====== Data section
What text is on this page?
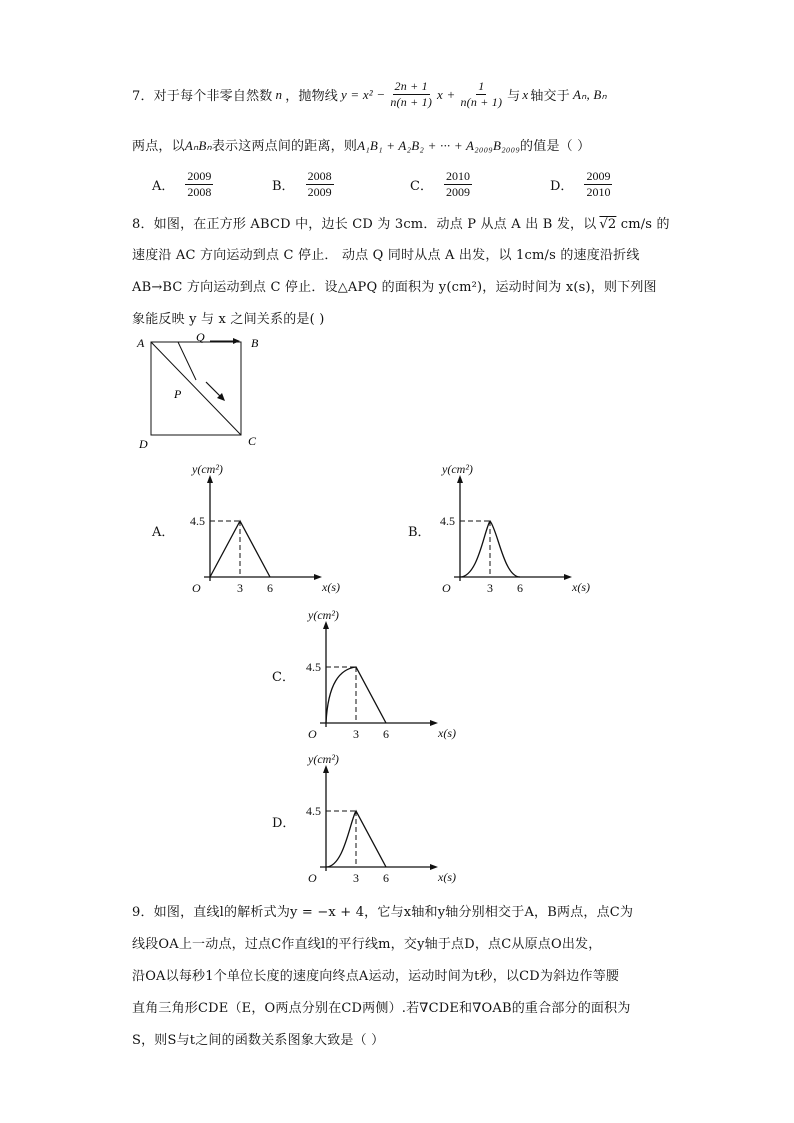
7． 对于每个非零自然数 n ，抛物线 $y = x^2 - \frac{2n + 1}{n(n + 1)}$ $x + \frac{1}{n(n + 1)}$ 与 x 轴交于 Aₙ, Bₙ
两点，以AₙBₙ表示这两点间的距离，则A₁B₁ + A₂B₂ + ··· + A₂₀₀₉B₂₀₀₉的值是（ ）
A． $\frac{2009}{2008}$	B． $\frac{2008}{2009}$	C． $\frac{2010}{2009}$	D． $\frac{2009}{2010}$
8．如图，在正方形 ABCD 中，边长 CD 为 3cm．动点 P 从点 A 出 B 发，以 √2 cm/s 的
速度沿 AC 方向运动到点 C 停止． 动点 Q 同时从点 A 出发，以 1cm/s 的速度沿折线
AB→BC 方向运动到点 C 停止．设△APQ 的面积为 y(cm²)，运动时间为 x(s)，则下列图
象能反映 y 与 x 之间关系的是( )
A	Q	B
P
D	C
A．	B．
C．
D．
y(cm²)
x(s)
O
4.5
3 6
y(cm²)
x(s)
O
4.5
3 6
y(cm²)
x(s)
O
4.5
3 6
y(cm²)
x(s)
O
4.5
3 6
9．如图，直线l的解析式为y = −x + 4，它与x轴和y轴分别相交于A，B两点，点C为
线段OA上一动点，过点C作直线l的平行线m，交y轴于点D，点C从原点O出发，
沿OA以每秒1个单位长度的速度向终点A运动，运动时间为t秒，以CD为斜边作等腰
直角三角形CDE（E，O两点分别在CD两侧）.若∇CDE和∇OAB的重合部分的面积为
S，则S与t之间的函数关系图象大致是（ ）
============
• _What this task involves_: From the entries above, copy out every line where the string "frac" appears.

• _Task response_:
7． 对于每个非零自然数 n ，抛物线 $y = x^2 - \frac{2n + 1}{n(n + 1)}$ $x + \frac{1}{n(n + 1)}$ 与 x 轴交于 Aₙ, Bₙ
A． $\frac{2009}{2008}$	B． $\frac{2008}{2009}$	C． $\frac{2010}{2009}$	D． $\frac{2009}{2010}$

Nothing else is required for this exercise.